YOUR TASK:
Restate the data exactly as given and keep the pictures out.

DATA TO USE:
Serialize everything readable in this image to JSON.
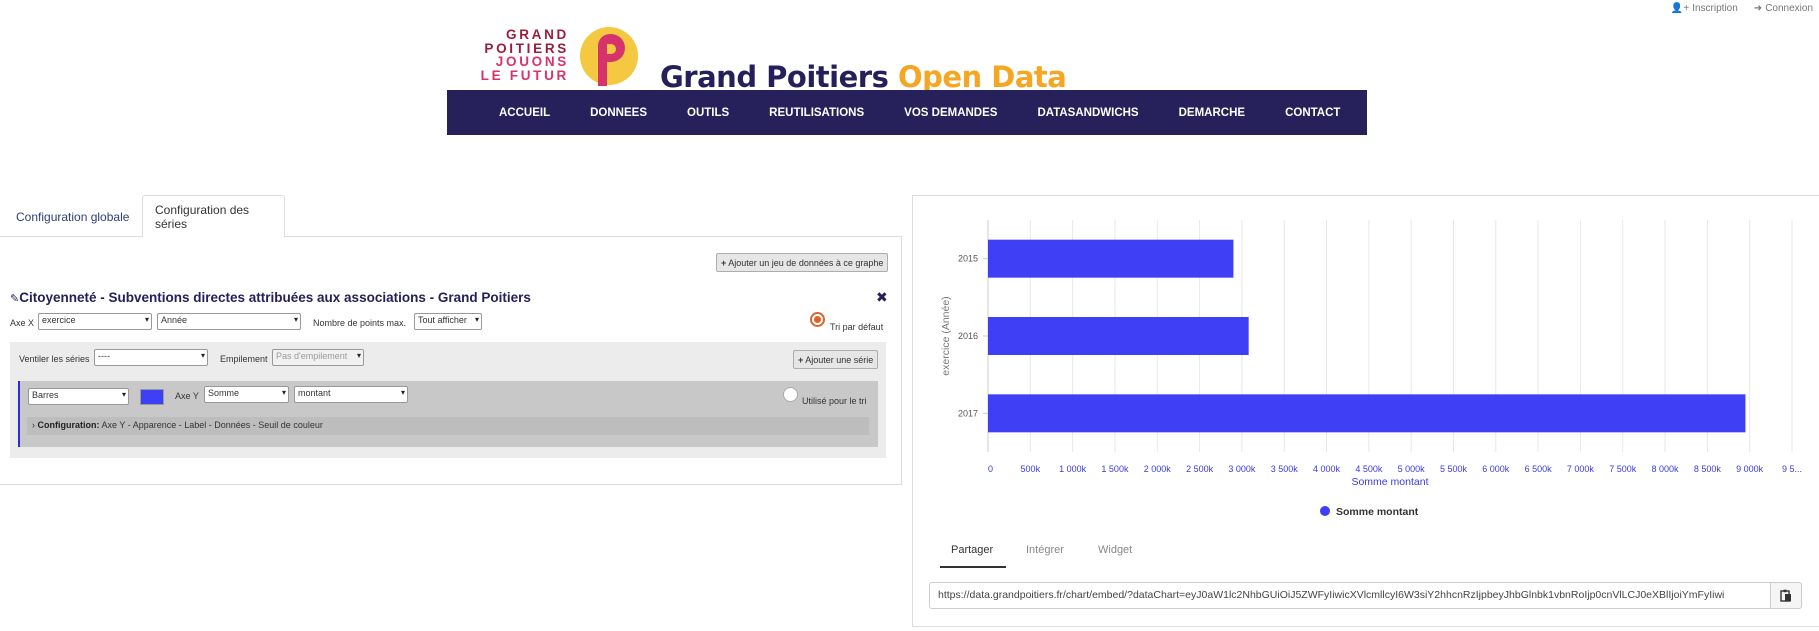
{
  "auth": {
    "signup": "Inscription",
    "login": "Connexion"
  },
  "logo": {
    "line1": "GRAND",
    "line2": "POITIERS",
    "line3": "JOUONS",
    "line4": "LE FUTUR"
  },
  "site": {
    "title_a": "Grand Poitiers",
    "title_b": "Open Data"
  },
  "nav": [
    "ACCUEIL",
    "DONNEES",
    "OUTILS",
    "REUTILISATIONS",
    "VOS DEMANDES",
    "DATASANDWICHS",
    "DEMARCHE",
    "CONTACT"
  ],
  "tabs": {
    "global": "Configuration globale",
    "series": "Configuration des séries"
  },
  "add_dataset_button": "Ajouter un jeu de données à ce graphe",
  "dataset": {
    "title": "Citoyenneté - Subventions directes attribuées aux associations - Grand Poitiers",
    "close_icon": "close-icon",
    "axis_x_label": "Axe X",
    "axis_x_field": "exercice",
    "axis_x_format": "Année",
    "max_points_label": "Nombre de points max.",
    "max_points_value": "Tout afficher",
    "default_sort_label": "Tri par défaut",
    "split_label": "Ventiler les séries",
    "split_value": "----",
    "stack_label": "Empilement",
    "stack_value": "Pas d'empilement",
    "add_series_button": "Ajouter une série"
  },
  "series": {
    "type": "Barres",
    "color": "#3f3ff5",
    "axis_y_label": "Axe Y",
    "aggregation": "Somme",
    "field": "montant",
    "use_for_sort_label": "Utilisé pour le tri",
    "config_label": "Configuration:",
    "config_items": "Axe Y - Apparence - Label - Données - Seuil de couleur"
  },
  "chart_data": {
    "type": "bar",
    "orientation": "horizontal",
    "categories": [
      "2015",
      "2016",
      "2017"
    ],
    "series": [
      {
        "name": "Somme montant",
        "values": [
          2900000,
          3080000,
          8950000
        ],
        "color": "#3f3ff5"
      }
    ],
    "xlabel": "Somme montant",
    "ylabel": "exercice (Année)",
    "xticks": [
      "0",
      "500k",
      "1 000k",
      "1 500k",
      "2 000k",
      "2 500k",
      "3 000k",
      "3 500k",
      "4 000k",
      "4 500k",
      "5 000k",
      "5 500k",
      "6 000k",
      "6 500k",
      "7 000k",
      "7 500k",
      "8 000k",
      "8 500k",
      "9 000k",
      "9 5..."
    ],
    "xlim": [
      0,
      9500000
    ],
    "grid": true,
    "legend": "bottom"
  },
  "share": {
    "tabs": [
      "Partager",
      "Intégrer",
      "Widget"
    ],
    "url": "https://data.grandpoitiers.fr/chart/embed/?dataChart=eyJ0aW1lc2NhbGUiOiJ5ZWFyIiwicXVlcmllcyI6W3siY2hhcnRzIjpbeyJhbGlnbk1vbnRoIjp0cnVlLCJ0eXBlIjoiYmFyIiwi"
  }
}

ANSWER FOR THIS EXERCISE:
Serialize everything readable in this image to JSON.
{
  "auth": {
    "signup": "Inscription",
    "login": "Connexion"
  },
  "logo": {
    "line1": "GRAND",
    "line2": "POITIERS",
    "line3": "JOUONS",
    "line4": "LE FUTUR"
  },
  "site": {
    "title_a": "Grand Poitiers",
    "title_b": "Open Data"
  },
  "nav": [
    "ACCUEIL",
    "DONNEES",
    "OUTILS",
    "REUTILISATIONS",
    "VOS DEMANDES",
    "DATASANDWICHS",
    "DEMARCHE",
    "CONTACT"
  ],
  "tabs": {
    "global": "Configuration globale",
    "series": "Configuration des séries"
  },
  "add_dataset_button": "Ajouter un jeu de données à ce graphe",
  "dataset": {
    "title": "Citoyenneté - Subventions directes attribuées aux associations - Grand Poitiers",
    "close_icon": "close-icon",
    "axis_x_label": "Axe X",
    "axis_x_field": "exercice",
    "axis_x_format": "Année",
    "max_points_label": "Nombre de points max.",
    "max_points_value": "Tout afficher",
    "default_sort_label": "Tri par défaut",
    "split_label": "Ventiler les séries",
    "split_value": "----",
    "stack_label": "Empilement",
    "stack_value": "Pas d'empilement",
    "add_series_button": "Ajouter une série"
  },
  "series": {
    "type": "Barres",
    "color": "#3f3ff5",
    "axis_y_label": "Axe Y",
    "aggregation": "Somme",
    "field": "montant",
    "use_for_sort_label": "Utilisé pour le tri",
    "config_label": "Configuration:",
    "config_items": "Axe Y - Apparence - Label - Données - Seuil de couleur"
  },
  "chart_data": {
    "type": "bar",
    "orientation": "horizontal",
    "categories": [
      "2015",
      "2016",
      "2017"
    ],
    "series": [
      {
        "name": "Somme montant",
        "values": [
          2900000,
          3080000,
          8950000
        ],
        "color": "#3f3ff5"
      }
    ],
    "xlabel": "Somme montant",
    "ylabel": "exercice (Année)",
    "xticks": [
      "0",
      "500k",
      "1 000k",
      "1 500k",
      "2 000k",
      "2 500k",
      "3 000k",
      "3 500k",
      "4 000k",
      "4 500k",
      "5 000k",
      "5 500k",
      "6 000k",
      "6 500k",
      "7 000k",
      "7 500k",
      "8 000k",
      "8 500k",
      "9 000k",
      "9 5..."
    ],
    "xlim": [
      0,
      9500000
    ],
    "grid": true,
    "legend": "bottom"
  },
  "share": {
    "tabs": [
      "Partager",
      "Intégrer",
      "Widget"
    ],
    "url": "https://data.grandpoitiers.fr/chart/embed/?dataChart=eyJ0aW1lc2NhbGUiOiJ5ZWFyIiwicXVlcmllcyI6W3siY2hhcnRzIjpbeyJhbGlnbk1vbnRoIjp0cnVlLCJ0eXBlIjoiYmFyIiwi"
  }
}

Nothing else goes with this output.